Data extract

-- begin --

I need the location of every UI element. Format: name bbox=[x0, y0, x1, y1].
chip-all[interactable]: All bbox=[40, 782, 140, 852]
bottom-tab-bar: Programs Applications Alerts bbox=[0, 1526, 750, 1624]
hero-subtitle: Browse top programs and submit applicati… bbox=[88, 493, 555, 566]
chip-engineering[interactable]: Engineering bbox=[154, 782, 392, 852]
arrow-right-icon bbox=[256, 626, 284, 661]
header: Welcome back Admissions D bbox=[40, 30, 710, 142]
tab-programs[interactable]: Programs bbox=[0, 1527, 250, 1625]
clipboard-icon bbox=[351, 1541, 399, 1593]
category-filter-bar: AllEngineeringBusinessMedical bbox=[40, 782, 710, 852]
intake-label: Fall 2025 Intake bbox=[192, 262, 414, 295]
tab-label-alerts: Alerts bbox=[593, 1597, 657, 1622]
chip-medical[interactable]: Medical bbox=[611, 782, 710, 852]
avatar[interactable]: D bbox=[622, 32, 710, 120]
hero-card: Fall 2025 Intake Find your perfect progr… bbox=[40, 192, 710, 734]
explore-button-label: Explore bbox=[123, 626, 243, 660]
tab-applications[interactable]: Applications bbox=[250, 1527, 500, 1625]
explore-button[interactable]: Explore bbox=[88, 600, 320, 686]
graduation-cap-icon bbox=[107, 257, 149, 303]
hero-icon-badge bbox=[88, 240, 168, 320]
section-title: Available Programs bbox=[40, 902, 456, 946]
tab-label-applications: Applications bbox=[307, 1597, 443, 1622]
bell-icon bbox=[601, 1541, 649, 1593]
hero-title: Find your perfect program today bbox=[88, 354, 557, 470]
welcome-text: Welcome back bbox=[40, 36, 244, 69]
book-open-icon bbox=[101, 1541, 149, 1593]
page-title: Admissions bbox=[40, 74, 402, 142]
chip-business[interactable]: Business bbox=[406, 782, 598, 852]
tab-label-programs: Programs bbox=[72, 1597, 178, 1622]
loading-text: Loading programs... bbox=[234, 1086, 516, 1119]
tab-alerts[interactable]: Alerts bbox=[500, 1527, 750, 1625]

-- end --
-- begin --

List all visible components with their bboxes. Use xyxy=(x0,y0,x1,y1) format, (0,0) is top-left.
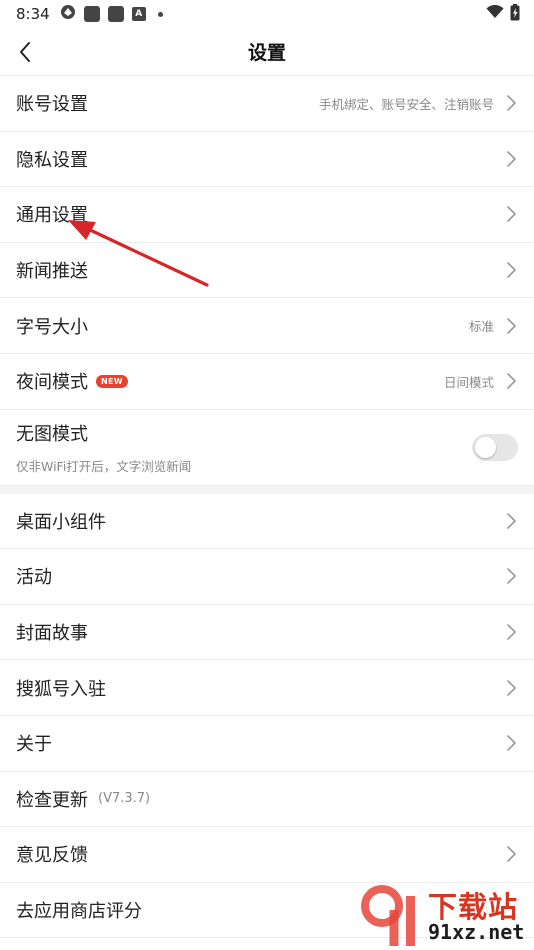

-- end --

Stated goal
Copy out the records exactly, from the line containing "I need the location" through the line containing "intake-label: Fall 2025", including both of those lines.

Exercise response
I need the location of every UI element. Format: name bbox=[x0, y0, x1, y1].
chip-all[interactable]: All bbox=[40, 782, 140, 852]
bottom-tab-bar: Programs Applications Alerts bbox=[0, 1526, 750, 1624]
hero-subtitle: Browse top programs and submit applicati… bbox=[88, 493, 555, 566]
chip-engineering[interactable]: Engineering bbox=[154, 782, 392, 852]
arrow-right-icon bbox=[256, 626, 284, 661]
header: Welcome back Admissions D bbox=[40, 30, 710, 142]
tab-programs[interactable]: Programs bbox=[0, 1527, 250, 1625]
clipboard-icon bbox=[351, 1541, 399, 1593]
category-filter-bar: AllEngineeringBusinessMedical bbox=[40, 782, 710, 852]
intake-label: Fall 2025 Intake bbox=[192, 262, 414, 295]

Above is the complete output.